*** RECORDS FOR THE TASK ***
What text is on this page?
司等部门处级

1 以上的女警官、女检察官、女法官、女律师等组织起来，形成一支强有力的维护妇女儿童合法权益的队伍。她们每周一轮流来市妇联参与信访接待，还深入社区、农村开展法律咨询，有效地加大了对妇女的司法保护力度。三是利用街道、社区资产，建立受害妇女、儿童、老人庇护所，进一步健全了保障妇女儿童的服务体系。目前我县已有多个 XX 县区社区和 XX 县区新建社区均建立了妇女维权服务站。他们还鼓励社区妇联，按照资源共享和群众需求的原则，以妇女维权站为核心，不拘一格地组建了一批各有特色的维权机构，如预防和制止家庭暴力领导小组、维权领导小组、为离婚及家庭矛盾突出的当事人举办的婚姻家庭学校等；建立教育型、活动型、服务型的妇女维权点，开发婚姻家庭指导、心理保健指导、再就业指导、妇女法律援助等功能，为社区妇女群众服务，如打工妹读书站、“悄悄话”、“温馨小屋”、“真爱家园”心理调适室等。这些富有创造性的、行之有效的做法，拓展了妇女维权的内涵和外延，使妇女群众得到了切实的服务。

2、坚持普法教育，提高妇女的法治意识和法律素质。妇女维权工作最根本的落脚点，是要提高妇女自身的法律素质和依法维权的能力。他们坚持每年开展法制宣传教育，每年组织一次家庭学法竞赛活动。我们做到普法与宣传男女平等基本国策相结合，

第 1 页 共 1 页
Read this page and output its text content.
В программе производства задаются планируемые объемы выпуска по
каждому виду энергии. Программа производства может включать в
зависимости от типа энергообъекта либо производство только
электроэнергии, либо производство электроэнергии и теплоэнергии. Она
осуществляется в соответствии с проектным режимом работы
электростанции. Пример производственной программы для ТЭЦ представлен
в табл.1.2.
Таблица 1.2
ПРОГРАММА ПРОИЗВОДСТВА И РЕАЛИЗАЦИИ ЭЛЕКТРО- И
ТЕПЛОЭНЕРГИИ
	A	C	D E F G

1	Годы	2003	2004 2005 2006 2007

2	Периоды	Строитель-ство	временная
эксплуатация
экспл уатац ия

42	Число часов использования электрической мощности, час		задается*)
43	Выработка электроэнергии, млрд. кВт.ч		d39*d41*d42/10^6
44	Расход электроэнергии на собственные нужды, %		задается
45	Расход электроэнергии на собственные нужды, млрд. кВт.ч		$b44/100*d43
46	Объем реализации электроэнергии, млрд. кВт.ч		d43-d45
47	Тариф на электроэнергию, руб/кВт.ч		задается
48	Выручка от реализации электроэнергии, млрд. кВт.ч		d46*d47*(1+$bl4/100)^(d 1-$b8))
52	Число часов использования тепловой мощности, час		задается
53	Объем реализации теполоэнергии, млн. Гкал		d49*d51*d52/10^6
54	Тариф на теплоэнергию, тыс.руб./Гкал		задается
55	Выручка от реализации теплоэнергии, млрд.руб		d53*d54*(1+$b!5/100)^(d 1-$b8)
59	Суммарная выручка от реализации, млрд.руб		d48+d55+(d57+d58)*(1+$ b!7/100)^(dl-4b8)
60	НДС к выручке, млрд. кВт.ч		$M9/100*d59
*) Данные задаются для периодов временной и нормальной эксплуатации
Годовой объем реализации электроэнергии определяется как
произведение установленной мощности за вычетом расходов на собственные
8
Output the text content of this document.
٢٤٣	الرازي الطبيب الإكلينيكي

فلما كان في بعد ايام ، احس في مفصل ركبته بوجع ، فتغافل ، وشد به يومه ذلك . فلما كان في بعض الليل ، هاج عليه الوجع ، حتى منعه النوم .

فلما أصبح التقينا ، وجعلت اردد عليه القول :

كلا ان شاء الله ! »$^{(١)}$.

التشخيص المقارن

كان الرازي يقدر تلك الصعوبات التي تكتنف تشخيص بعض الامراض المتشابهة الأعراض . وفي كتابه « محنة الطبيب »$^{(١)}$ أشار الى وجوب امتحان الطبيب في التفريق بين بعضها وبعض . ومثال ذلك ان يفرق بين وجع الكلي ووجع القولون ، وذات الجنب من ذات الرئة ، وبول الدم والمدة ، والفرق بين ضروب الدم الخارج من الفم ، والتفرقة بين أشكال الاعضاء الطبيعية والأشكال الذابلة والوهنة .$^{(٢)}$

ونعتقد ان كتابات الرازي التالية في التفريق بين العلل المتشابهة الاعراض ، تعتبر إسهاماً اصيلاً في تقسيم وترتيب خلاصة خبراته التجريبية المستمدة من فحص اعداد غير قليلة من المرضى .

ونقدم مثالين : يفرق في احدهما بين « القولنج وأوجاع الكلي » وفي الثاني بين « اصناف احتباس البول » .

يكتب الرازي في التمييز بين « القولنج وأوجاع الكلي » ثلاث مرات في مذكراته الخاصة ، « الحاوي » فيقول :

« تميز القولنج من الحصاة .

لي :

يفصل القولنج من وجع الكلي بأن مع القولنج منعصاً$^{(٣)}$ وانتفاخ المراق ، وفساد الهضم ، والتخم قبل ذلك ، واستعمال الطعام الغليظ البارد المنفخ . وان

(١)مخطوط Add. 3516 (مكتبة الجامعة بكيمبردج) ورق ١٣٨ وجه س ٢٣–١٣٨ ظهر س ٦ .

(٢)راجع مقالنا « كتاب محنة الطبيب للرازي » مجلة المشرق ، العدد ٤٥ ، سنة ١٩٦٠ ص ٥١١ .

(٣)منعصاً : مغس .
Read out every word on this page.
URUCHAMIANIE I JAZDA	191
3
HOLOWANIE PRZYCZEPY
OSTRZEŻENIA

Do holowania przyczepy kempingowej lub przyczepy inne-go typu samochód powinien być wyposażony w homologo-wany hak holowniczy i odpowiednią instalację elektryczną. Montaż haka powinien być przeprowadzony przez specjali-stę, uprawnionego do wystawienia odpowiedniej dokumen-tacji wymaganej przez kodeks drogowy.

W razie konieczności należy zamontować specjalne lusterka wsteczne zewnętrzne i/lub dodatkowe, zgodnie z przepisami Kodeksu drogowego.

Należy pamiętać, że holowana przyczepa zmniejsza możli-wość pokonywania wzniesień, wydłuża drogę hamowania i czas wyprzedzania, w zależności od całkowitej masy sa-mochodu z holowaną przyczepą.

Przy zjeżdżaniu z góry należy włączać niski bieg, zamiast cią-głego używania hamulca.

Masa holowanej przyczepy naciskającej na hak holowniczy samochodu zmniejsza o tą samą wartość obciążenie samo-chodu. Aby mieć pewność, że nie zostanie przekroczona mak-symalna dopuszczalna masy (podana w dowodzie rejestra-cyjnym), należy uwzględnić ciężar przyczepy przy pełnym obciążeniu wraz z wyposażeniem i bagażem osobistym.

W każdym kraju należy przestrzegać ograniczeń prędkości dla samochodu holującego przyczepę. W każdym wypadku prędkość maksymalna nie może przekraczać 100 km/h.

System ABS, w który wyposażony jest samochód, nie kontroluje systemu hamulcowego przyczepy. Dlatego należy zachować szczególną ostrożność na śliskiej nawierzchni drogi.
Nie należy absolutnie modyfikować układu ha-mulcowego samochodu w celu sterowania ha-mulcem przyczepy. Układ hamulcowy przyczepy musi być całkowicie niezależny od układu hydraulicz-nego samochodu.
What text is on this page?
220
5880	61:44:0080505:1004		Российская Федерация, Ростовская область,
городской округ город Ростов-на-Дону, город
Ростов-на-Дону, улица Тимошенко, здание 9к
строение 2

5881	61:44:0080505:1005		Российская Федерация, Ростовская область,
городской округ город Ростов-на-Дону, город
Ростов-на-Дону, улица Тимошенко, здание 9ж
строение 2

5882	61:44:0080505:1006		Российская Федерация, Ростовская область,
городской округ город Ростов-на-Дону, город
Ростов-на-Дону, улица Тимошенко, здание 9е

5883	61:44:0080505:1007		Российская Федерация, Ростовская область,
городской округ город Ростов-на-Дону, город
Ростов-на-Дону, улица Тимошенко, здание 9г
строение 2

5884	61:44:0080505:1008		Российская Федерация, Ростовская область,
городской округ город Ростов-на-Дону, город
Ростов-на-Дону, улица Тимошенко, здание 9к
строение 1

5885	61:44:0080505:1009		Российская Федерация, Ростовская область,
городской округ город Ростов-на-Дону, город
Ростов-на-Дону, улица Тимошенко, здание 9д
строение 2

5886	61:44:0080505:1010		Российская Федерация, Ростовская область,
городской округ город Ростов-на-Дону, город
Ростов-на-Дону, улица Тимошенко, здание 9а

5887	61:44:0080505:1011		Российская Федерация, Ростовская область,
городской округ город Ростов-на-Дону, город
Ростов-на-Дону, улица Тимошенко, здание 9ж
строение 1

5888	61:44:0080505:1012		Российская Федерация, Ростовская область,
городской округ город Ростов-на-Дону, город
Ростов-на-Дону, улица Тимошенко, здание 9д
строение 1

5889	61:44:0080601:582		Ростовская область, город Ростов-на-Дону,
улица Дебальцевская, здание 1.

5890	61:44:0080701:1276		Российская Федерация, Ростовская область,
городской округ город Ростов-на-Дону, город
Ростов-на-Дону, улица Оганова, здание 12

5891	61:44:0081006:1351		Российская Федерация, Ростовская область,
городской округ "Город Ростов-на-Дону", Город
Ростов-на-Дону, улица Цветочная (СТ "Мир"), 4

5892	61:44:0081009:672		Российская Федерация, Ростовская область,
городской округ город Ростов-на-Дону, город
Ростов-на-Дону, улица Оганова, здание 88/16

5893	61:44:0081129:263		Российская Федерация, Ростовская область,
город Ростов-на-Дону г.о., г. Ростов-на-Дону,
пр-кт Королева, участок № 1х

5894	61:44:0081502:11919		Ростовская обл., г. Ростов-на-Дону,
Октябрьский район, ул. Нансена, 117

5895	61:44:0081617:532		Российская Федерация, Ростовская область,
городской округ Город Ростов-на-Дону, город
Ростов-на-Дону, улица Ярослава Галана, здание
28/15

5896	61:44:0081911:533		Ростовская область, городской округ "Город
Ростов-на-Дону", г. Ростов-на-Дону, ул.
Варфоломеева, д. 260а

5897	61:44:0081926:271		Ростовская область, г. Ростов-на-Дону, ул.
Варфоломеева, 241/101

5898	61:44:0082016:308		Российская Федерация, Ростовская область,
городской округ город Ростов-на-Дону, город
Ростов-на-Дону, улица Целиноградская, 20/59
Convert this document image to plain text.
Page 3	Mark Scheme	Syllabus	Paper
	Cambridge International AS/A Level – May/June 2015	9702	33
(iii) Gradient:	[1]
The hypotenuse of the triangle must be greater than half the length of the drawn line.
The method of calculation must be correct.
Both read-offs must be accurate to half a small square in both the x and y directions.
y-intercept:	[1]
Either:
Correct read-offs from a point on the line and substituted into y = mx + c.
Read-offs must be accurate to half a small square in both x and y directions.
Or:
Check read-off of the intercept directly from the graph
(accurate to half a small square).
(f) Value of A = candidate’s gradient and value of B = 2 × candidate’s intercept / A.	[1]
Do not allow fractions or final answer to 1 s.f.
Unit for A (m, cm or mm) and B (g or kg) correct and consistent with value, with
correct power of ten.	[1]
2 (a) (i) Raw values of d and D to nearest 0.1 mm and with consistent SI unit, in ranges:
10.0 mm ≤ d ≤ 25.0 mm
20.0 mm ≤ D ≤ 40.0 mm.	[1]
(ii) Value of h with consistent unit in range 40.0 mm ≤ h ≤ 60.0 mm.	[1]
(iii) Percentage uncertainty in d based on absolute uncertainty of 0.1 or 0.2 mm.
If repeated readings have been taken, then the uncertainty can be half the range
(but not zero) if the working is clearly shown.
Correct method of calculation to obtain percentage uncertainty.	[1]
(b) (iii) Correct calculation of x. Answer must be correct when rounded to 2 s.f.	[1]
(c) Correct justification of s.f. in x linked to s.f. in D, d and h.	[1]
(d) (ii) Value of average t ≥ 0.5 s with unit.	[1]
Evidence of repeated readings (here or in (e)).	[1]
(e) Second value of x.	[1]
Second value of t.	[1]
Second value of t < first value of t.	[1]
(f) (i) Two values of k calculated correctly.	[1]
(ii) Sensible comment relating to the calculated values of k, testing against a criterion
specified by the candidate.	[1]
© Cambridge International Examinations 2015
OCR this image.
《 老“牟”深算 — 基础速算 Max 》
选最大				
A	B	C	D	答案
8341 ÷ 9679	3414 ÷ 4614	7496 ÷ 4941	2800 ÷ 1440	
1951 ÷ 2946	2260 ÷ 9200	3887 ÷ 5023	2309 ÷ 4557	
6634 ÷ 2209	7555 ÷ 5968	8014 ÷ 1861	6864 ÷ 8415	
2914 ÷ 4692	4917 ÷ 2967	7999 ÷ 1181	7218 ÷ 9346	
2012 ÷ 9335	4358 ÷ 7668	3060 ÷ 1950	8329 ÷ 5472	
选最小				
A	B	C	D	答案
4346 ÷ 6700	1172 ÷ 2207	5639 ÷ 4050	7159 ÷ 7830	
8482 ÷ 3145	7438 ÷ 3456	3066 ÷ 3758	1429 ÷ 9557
***
## TASK DIRECTIONS
Reproduce, word for word, only the lines from the one that contains "OCR this image." through the final line.

## EXERCISE OUTPUT
OCR this image.
《 老“牟”深算 — 基础速算 Max 》
选最大				
A	B	C	D	答案
8341 ÷ 9679	3414 ÷ 4614	7496 ÷ 4941	2800 ÷ 1440	
1951 ÷ 2946	2260 ÷ 9200	3887 ÷ 5023	2309 ÷ 4557	
6634 ÷ 2209	7555 ÷ 5968	8014 ÷ 1861	6864 ÷ 8415	
2914 ÷ 4692	4917 ÷ 2967	7999 ÷ 1181	7218 ÷ 9346	
2012 ÷ 9335	4358 ÷ 7668	3060 ÷ 1950	8329 ÷ 5472	
选最小				
A	B	C	D	答案
4346 ÷ 6700	1172 ÷ 2207	5639 ÷ 4050	7159 ÷ 7830	
8482 ÷ 3145	7438 ÷ 3456	3066 ÷ 3758	1429 ÷ 9557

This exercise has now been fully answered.